Can you write out the whole listing exactly?

== == ==

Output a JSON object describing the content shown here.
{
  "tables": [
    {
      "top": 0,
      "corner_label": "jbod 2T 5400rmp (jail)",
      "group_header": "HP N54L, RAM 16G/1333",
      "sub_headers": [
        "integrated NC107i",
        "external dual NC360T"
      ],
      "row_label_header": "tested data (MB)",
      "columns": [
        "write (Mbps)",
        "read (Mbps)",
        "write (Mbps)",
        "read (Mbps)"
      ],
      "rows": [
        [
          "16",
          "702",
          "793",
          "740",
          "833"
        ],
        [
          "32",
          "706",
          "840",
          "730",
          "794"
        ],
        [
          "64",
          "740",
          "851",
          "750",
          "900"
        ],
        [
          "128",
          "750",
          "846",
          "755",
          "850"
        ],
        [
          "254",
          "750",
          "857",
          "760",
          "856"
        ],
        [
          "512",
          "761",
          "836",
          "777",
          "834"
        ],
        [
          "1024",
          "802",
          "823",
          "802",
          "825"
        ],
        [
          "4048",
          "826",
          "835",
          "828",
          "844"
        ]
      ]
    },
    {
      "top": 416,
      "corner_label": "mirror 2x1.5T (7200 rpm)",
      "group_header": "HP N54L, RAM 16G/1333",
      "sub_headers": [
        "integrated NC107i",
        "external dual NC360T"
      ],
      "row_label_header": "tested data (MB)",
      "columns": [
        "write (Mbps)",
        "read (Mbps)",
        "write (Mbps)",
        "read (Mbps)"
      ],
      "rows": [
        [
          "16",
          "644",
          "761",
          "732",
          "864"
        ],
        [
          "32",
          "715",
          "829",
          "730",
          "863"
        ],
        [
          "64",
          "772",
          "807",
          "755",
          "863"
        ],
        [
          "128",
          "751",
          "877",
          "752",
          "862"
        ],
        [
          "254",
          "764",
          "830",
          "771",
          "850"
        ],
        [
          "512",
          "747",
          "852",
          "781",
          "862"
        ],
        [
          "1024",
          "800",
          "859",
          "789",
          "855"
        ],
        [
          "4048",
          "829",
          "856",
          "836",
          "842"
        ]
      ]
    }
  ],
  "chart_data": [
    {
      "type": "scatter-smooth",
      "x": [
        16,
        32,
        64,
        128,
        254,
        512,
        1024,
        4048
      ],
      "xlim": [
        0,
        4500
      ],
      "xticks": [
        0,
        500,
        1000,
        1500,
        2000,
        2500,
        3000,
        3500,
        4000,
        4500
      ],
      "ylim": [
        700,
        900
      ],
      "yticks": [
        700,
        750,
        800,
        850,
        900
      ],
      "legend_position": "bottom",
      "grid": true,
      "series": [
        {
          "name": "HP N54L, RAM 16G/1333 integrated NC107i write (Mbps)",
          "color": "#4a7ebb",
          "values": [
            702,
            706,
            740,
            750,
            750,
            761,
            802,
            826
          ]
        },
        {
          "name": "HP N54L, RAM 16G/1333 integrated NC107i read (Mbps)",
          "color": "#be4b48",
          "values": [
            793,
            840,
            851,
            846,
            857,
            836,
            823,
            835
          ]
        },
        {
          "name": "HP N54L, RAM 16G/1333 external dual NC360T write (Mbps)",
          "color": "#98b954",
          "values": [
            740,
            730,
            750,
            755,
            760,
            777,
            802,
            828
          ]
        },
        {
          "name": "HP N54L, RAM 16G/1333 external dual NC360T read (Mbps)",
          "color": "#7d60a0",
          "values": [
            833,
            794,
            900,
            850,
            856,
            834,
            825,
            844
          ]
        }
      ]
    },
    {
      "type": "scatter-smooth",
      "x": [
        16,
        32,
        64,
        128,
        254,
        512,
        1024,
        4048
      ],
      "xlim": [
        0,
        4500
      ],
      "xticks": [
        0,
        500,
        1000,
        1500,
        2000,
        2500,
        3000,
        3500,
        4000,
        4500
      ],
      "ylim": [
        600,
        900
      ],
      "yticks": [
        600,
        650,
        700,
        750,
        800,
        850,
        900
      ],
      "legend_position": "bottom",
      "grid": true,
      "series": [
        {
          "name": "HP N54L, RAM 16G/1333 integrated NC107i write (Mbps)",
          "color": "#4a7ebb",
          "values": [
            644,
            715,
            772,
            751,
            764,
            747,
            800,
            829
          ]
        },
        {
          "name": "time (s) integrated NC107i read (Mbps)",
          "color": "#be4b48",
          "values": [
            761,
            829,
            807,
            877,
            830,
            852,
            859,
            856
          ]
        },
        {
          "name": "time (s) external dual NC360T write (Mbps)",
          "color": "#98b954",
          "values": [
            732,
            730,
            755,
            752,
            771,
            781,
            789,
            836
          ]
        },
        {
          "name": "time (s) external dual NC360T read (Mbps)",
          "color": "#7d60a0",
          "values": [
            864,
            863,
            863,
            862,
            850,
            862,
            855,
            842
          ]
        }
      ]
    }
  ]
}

== == ==

*ANSWER FOR THIS EXERCISE:*
Output a JSON object describing the content shown here.
{
  "tables": [
    {
      "top": 0,
      "corner_label": "jbod 2T 5400rmp (jail)",
      "group_header": "HP N54L, RAM 16G/1333",
      "sub_headers": [
        "integrated NC107i",
        "external dual NC360T"
      ],
      "row_label_header": "tested data (MB)",
      "columns": [
        "write (Mbps)",
        "read (Mbps)",
        "write (Mbps)",
        "read (Mbps)"
      ],
      "rows": [
        [
          "16",
          "702",
          "793",
          "740",
          "833"
        ],
        [
          "32",
          "706",
          "840",
          "730",
          "794"
        ],
        [
          "64",
          "740",
          "851",
          "750",
          "900"
        ],
        [
          "128",
          "750",
          "846",
          "755",
          "850"
        ],
        [
          "254",
          "750",
          "857",
          "760",
          "856"
        ],
        [
          "512",
          "761",
          "836",
          "777",
          "834"
        ],
        [
          "1024",
          "802",
          "823",
          "802",
          "825"
        ],
        [
          "4048",
          "826",
          "835",
          "828",
          "844"
        ]
      ]
    },
    {
      "top": 416,
      "corner_label": "mirror 2x1.5T (7200 rpm)",
      "group_header": "HP N54L, RAM 16G/1333",
      "sub_headers": [
        "integrated NC107i",
        "external dual NC360T"
      ],
      "row_label_header": "tested data (MB)",
      "columns": [
        "write (Mbps)",
        "read (Mbps)",
        "write (Mbps)",
        "read (Mbps)"
      ],
      "rows": [
        [
          "16",
          "644",
          "761",
          "732",
          "864"
        ],
        [
          "32",
          "715",
          "829",
          "730",
          "863"
        ],
        [
          "64",
          "772",
          "807",
          "755",
          "863"
        ],
        [
          "128",
          "751",
          "877",
          "752",
          "862"
        ],
        [
          "254",
          "764",
          "830",
          "771",
          "850"
        ],
        [
          "512",
          "747",
          "852",
          "781",
          "862"
        ],
        [
          "1024",
          "800",
          "859",
          "789",
          "855"
        ],
        [
          "4048",
          "829",
          "856",
          "836",
          "842"
        ]
      ]
    }
  ],
  "chart_data": [
    {
      "type": "scatter-smooth",
      "x": [
        16,
        32,
        64,
        128,
        254,
        512,
        1024,
        4048
      ],
      "xlim": [
        0,
        4500
      ],
      "xticks": [
        0,
        500,
        1000,
        1500,
        2000,
        2500,
        3000,
        3500,
        4000,
        4500
      ],
      "ylim": [
        700,
        900
      ],
      "yticks": [
        700,
        750,
        800,
        850,
        900
      ],
      "legend_position": "bottom",
      "grid": true,
      "series": [
        {
          "name": "HP N54L, RAM 16G/1333 integrated NC107i write (Mbps)",
          "color": "#4a7ebb",
          "values": [
            702,
            706,
            740,
            750,
            750,
            761,
            802,
            826
          ]
        },
        {
          "name": "HP N54L, RAM 16G/1333 integrated NC107i read (Mbps)",
          "color": "#be4b48",
          "values": [
            793,
            840,
            851,
            846,
            857,
            836,
            823,
            835
          ]
        },
        {
          "name": "HP N54L, RAM 16G/1333 external dual NC360T write (Mbps)",
          "color": "#98b954",
          "values": [
            740,
            730,
            750,
            755,
            760,
            777,
            802,
            828
          ]
        },
        {
          "name": "HP N54L, RAM 16G/1333 external dual NC360T read (Mbps)",
          "color": "#7d60a0",
          "values": [
            833,
            794,
            900,
            850,
            856,
            834,
            825,
            844
          ]
        }
      ]
    },
    {
      "type": "scatter-smooth",
      "x": [
        16,
        32,
        64,
        128,
        254,
        512,
        1024,
        4048
      ],
      "xlim": [
        0,
        4500
      ],
      "xticks": [
        0,
        500,
        1000,
        1500,
        2000,
        2500,
        3000,
        3500,
        4000,
        4500
      ],
      "ylim": [
        600,
        900
      ],
      "yticks": [
        600,
        650,
        700,
        750,
        800,
        850,
        900
      ],
      "legend_position": "bottom",
      "grid": true,
      "series": [
        {
          "name": "HP N54L, RAM 16G/1333 integrated NC107i write (Mbps)",
          "color": "#4a7ebb",
          "values": [
            644,
            715,
            772,
            751,
            764,
            747,
            800,
            829
          ]
        },
        {
          "name": "time (s) integrated NC107i read (Mbps)",
          "color": "#be4b48",
          "values": [
            761,
            829,
            807,
            877,
            830,
            852,
            859,
            856
          ]
        },
        {
          "name": "time (s) external dual NC360T write (Mbps)",
          "color": "#98b954",
          "values": [
            732,
            730,
            755,
            752,
            771,
            781,
            789,
            836
          ]
        },
        {
          "name": "time (s) external dual NC360T read (Mbps)",
          "color": "#7d60a0",
          "values": [
            864,
            863,
            863,
            862,
            850,
            862,
            855,
            842
          ]
        }
      ]
    }
  ]
}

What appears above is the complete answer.